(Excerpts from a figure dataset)

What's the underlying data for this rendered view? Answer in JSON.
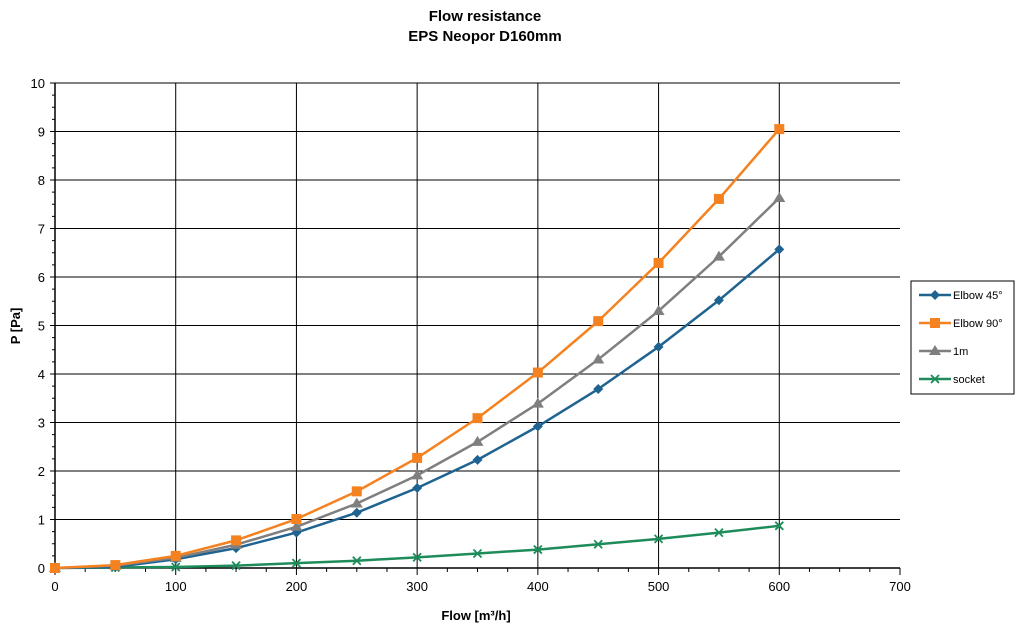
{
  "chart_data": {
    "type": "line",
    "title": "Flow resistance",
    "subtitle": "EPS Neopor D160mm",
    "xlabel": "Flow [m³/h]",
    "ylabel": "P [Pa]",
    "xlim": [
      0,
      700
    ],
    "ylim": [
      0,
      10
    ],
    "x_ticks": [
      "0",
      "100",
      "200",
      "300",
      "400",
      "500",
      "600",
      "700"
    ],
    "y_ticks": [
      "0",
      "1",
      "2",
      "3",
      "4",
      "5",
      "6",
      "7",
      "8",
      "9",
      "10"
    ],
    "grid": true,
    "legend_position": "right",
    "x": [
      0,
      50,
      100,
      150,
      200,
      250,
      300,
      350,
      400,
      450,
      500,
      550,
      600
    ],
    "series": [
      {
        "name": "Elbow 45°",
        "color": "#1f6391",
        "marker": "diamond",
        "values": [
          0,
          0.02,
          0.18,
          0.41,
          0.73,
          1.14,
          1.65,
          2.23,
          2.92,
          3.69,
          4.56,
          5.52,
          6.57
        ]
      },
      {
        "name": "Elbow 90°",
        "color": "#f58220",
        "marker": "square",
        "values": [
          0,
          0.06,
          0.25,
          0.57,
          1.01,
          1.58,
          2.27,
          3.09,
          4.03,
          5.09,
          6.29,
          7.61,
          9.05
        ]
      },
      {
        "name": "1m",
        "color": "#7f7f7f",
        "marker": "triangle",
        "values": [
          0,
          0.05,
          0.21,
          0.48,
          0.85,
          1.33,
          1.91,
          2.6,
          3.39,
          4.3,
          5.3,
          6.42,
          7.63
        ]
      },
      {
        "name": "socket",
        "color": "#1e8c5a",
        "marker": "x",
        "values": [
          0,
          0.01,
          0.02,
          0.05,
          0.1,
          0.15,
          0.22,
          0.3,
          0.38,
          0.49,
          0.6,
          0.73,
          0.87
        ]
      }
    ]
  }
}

-- Directive --
Only a number is wanted: how many lines contain "color"?

-- Answer to this task --
4